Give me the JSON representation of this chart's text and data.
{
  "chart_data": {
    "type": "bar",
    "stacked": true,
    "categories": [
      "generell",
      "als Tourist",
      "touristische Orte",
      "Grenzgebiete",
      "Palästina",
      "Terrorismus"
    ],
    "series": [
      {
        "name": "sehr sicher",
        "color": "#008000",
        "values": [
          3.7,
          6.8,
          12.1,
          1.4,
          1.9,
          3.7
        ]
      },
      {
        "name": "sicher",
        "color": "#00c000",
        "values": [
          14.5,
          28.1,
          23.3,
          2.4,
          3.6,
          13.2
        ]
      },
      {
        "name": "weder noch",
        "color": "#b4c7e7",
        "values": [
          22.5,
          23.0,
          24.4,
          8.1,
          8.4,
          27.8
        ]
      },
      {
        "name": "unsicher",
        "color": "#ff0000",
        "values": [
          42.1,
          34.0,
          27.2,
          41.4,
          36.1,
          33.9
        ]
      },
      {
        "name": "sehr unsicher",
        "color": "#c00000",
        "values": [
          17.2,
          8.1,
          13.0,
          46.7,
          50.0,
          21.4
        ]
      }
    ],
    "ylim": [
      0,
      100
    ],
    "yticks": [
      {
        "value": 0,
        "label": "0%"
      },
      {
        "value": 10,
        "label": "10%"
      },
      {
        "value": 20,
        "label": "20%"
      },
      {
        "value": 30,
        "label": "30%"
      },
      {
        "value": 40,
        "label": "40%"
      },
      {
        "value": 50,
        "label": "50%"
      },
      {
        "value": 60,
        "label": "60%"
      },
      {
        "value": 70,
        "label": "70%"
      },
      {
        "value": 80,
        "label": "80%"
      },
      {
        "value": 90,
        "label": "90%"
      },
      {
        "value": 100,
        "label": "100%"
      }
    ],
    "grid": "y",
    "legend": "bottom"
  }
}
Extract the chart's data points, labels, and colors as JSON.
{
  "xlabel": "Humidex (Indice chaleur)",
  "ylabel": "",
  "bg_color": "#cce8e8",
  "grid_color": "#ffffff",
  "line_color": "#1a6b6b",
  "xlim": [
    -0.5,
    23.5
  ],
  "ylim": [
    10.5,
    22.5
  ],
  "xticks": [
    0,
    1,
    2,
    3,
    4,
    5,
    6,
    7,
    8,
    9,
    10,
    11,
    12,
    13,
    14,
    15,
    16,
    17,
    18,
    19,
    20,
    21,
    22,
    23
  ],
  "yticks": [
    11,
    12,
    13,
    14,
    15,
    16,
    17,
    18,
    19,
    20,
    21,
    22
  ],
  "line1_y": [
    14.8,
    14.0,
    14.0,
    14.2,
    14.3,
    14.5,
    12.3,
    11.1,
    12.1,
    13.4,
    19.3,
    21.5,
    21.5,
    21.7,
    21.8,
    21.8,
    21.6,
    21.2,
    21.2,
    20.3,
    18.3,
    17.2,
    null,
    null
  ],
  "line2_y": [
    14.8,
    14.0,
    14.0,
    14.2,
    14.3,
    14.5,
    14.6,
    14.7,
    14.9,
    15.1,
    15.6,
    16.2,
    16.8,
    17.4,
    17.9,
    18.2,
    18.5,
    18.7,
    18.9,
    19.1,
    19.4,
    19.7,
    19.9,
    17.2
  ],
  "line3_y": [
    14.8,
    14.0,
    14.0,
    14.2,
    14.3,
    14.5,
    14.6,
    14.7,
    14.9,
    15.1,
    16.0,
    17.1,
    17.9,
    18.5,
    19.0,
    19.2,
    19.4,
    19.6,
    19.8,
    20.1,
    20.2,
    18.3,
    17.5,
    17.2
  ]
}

◆ ◆ ◆

### REQUIRED WORK
The lines to reproduce run from the one that contains "Extract the chart's" through the last line above; copy them exactly.

### RESPONSE TO THIS TASK
Extract the chart's data points, labels, and colors as JSON.
{
  "xlabel": "Humidex (Indice chaleur)",
  "ylabel": "",
  "bg_color": "#cce8e8",
  "grid_color": "#ffffff",
  "line_color": "#1a6b6b",
  "xlim": [
    -0.5,
    23.5
  ],
  "ylim": [
    10.5,
    22.5
  ],
  "xticks": [
    0,
    1,
    2,
    3,
    4,
    5,
    6,
    7,
    8,
    9,
    10,
    11,
    12,
    13,
    14,
    15,
    16,
    17,
    18,
    19,
    20,
    21,
    22,
    23
  ],
  "yticks": [
    11,
    12,
    13,
    14,
    15,
    16,
    17,
    18,
    19,
    20,
    21,
    22
  ],
  "line1_y": [
    14.8,
    14.0,
    14.0,
    14.2,
    14.3,
    14.5,
    12.3,
    11.1,
    12.1,
    13.4,
    19.3,
    21.5,
    21.5,
    21.7,
    21.8,
    21.8,
    21.6,
    21.2,
    21.2,
    20.3,
    18.3,
    17.2,
    null,
    null
  ],
  "line2_y": [
    14.8,
    14.0,
    14.0,
    14.2,
    14.3,
    14.5,
    14.6,
    14.7,
    14.9,
    15.1,
    15.6,
    16.2,
    16.8,
    17.4,
    17.9,
    18.2,
    18.5,
    18.7,
    18.9,
    19.1,
    19.4,
    19.7,
    19.9,
    17.2
  ],
  "line3_y": [
    14.8,
    14.0,
    14.0,
    14.2,
    14.3,
    14.5,
    14.6,
    14.7,
    14.9,
    15.1,
    16.0,
    17.1,
    17.9,
    18.5,
    19.0,
    19.2,
    19.4,
    19.6,
    19.8,
    20.1,
    20.2,
    18.3,
    17.5,
    17.2
  ]
}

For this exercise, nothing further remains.